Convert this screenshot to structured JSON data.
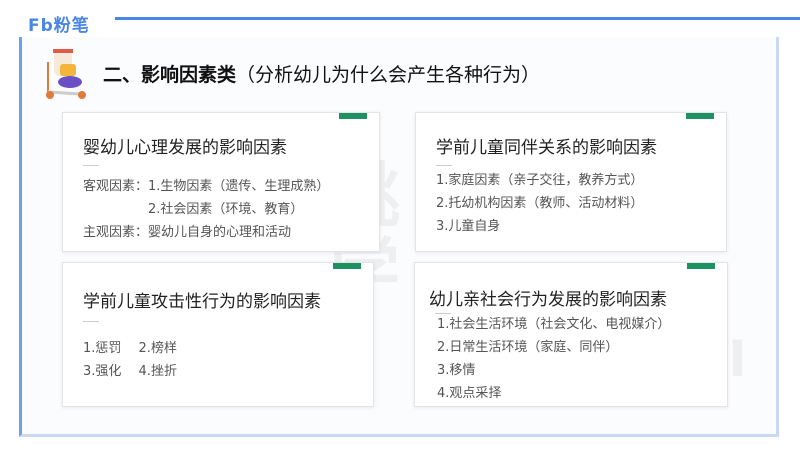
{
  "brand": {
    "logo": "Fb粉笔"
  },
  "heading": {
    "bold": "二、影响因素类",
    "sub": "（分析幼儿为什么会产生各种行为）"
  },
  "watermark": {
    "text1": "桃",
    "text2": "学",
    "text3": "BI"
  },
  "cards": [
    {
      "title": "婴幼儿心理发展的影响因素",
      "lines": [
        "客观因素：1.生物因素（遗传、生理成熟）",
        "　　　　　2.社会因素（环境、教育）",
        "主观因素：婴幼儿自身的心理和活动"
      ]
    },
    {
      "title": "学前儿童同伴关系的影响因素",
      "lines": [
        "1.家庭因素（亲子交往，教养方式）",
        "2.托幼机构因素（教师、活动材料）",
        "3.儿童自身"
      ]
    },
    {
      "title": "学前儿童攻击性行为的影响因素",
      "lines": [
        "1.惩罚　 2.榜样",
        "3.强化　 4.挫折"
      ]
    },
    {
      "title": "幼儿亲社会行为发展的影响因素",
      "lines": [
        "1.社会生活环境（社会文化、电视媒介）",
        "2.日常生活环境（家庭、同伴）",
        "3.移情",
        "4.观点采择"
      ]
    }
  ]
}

● EXERCISE PROMPT
Exclude the pictures. Write out the remaining data exactly.

● WRITTEN SOLUTION
Convert this screenshot to structured JSON data.
{
  "brand": {
    "logo": "Fb粉笔"
  },
  "heading": {
    "bold": "二、影响因素类",
    "sub": "（分析幼儿为什么会产生各种行为）"
  },
  "watermark": {
    "text1": "桃",
    "text2": "学",
    "text3": "BI"
  },
  "cards": [
    {
      "title": "婴幼儿心理发展的影响因素",
      "lines": [
        "客观因素：1.生物因素（遗传、生理成熟）",
        "　　　　　2.社会因素（环境、教育）",
        "主观因素：婴幼儿自身的心理和活动"
      ]
    },
    {
      "title": "学前儿童同伴关系的影响因素",
      "lines": [
        "1.家庭因素（亲子交往，教养方式）",
        "2.托幼机构因素（教师、活动材料）",
        "3.儿童自身"
      ]
    },
    {
      "title": "学前儿童攻击性行为的影响因素",
      "lines": [
        "1.惩罚　 2.榜样",
        "3.强化　 4.挫折"
      ]
    },
    {
      "title": "幼儿亲社会行为发展的影响因素",
      "lines": [
        "1.社会生活环境（社会文化、电视媒介）",
        "2.日常生活环境（家庭、同伴）",
        "3.移情",
        "4.观点采择"
      ]
    }
  ]
}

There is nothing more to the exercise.